◆ Required work
Can you update the listing from its first line through the line containing "paragraph: Kurz nach" so that "timeline-lead" reads "timeline-label", with nothing else changed?

### Extracted entries

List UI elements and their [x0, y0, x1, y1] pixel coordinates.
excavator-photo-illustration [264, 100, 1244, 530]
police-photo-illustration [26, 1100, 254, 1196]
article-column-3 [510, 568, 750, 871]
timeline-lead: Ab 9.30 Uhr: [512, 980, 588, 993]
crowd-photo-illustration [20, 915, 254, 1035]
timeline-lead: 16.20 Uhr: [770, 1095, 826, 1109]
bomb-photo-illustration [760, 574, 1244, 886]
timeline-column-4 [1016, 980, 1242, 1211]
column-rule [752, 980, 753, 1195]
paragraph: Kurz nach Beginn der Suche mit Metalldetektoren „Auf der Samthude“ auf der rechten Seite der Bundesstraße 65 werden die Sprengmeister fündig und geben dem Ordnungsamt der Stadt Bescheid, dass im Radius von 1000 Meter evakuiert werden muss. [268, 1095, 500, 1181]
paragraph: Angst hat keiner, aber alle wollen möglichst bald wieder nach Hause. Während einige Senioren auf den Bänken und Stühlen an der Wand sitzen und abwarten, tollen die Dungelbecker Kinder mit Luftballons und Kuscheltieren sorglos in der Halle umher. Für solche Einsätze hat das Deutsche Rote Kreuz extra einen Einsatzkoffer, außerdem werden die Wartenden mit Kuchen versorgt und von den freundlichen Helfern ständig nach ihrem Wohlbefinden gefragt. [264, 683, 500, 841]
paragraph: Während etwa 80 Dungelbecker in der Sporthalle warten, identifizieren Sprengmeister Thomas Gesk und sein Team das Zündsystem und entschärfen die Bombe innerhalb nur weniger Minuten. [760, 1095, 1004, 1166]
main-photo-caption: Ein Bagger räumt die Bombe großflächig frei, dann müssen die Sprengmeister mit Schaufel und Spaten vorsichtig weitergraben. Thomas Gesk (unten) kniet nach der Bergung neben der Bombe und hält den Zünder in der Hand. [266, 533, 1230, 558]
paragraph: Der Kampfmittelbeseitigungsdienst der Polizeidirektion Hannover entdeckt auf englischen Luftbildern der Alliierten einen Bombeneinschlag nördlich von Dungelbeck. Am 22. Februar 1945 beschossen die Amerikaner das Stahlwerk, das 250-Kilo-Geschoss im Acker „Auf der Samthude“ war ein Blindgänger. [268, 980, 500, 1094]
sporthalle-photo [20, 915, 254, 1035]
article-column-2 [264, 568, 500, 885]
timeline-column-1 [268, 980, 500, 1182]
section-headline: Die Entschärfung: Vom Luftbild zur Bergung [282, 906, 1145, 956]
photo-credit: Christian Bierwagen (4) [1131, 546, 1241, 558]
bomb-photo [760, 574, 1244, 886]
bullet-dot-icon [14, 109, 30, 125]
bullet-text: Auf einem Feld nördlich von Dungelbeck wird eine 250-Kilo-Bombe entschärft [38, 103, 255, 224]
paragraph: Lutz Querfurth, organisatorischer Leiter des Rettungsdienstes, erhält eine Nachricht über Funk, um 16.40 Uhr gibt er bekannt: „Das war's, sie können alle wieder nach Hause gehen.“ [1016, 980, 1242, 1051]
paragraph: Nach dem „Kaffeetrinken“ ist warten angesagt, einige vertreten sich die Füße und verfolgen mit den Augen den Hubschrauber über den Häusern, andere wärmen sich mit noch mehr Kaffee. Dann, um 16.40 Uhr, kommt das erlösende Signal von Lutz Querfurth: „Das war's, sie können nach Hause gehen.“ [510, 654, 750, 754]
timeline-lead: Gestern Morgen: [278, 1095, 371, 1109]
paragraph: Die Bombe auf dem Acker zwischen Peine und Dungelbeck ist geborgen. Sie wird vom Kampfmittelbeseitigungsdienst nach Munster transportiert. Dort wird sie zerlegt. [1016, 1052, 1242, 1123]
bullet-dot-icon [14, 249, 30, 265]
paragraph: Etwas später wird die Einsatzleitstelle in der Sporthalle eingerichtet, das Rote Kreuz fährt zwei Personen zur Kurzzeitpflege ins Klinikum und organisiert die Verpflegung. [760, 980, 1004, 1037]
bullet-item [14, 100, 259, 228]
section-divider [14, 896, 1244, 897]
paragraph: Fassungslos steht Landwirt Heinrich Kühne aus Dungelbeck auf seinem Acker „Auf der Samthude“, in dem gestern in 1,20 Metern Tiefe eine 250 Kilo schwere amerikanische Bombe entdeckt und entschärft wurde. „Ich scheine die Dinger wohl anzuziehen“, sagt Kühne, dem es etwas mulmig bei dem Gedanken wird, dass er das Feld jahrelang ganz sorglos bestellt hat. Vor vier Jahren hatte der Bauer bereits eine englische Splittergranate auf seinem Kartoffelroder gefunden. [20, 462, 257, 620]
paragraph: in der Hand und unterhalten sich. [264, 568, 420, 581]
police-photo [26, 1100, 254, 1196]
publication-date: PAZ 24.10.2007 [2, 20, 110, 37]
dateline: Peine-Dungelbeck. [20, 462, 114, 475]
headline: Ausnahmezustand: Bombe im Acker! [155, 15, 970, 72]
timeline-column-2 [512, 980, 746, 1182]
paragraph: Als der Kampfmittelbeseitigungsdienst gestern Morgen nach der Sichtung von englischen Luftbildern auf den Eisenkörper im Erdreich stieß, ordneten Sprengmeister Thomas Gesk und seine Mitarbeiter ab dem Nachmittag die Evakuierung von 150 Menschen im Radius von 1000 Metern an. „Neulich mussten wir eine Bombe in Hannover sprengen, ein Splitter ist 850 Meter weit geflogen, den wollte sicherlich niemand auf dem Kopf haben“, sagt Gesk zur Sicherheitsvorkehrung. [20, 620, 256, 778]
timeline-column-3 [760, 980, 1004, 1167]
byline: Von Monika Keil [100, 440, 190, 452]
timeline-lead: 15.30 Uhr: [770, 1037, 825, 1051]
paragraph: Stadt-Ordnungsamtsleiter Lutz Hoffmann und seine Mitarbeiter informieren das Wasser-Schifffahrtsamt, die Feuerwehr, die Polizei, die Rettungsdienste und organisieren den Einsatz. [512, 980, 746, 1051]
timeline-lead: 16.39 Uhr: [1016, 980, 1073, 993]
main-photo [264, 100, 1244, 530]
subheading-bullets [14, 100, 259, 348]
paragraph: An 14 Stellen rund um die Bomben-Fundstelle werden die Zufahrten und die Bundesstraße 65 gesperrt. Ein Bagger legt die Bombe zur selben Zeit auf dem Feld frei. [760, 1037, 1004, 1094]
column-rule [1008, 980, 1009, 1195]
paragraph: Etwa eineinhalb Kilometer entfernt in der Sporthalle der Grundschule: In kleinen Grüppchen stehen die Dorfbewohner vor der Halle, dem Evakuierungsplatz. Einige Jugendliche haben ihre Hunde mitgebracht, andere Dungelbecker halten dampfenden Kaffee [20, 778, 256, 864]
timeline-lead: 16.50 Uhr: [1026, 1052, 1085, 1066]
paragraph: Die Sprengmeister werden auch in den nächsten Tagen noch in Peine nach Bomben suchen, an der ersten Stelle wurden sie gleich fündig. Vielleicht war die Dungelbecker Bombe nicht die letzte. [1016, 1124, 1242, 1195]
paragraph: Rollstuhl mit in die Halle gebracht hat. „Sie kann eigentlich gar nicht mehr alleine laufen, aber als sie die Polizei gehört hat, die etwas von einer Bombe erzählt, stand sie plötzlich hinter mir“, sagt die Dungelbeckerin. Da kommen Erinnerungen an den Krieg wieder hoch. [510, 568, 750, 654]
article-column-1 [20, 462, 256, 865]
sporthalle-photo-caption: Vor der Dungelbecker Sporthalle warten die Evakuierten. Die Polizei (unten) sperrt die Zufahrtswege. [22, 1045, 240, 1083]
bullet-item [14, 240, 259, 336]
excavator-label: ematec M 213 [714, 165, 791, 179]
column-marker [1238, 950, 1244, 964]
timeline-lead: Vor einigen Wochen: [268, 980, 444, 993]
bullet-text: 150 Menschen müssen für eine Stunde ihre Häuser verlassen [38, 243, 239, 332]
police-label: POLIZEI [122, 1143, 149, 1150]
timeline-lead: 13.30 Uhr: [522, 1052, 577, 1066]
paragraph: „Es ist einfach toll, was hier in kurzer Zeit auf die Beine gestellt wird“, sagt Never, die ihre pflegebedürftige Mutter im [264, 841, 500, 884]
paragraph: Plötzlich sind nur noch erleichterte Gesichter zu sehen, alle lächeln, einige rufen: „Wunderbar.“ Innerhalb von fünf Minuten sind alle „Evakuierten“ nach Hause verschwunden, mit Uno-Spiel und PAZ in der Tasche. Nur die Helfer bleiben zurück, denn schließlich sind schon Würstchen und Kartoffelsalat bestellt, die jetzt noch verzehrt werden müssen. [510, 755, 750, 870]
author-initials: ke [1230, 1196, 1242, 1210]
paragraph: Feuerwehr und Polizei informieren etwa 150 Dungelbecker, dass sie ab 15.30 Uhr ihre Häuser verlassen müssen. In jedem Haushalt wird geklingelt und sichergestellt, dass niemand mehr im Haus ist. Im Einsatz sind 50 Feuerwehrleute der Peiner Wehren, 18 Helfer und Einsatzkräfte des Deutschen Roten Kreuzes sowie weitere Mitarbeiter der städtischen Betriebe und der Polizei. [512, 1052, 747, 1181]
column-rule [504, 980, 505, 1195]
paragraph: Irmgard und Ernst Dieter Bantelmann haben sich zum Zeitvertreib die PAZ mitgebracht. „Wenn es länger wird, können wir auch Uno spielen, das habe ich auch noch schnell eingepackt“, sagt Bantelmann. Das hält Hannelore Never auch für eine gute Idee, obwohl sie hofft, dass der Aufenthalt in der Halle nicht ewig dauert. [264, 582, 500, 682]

######

◆ Output below
List UI elements and their [x0, y0, x1, y1] pixel coordinates.
excavator-photo-illustration [264, 100, 1244, 530]
police-photo-illustration [26, 1100, 254, 1196]
article-column-3 [510, 568, 750, 871]
timeline-label: Ab 9.30 Uhr: [512, 980, 588, 993]
crowd-photo-illustration [20, 915, 254, 1035]
timeline-label: 16.20 Uhr: [770, 1095, 826, 1109]
bomb-photo-illustration [760, 574, 1244, 886]
timeline-column-4 [1016, 980, 1242, 1211]
column-rule [752, 980, 753, 1195]
paragraph: Kurz nach Beginn der Suche mit Metalldetektoren „Auf der Samthude“ auf der rechten Seite der Bundesstraße 65 werden die Sprengmeister fündig und geben dem Ordnungsamt der Stadt Bescheid, dass im Radius von 1000 Meter evakuiert werden muss. [268, 1095, 500, 1181]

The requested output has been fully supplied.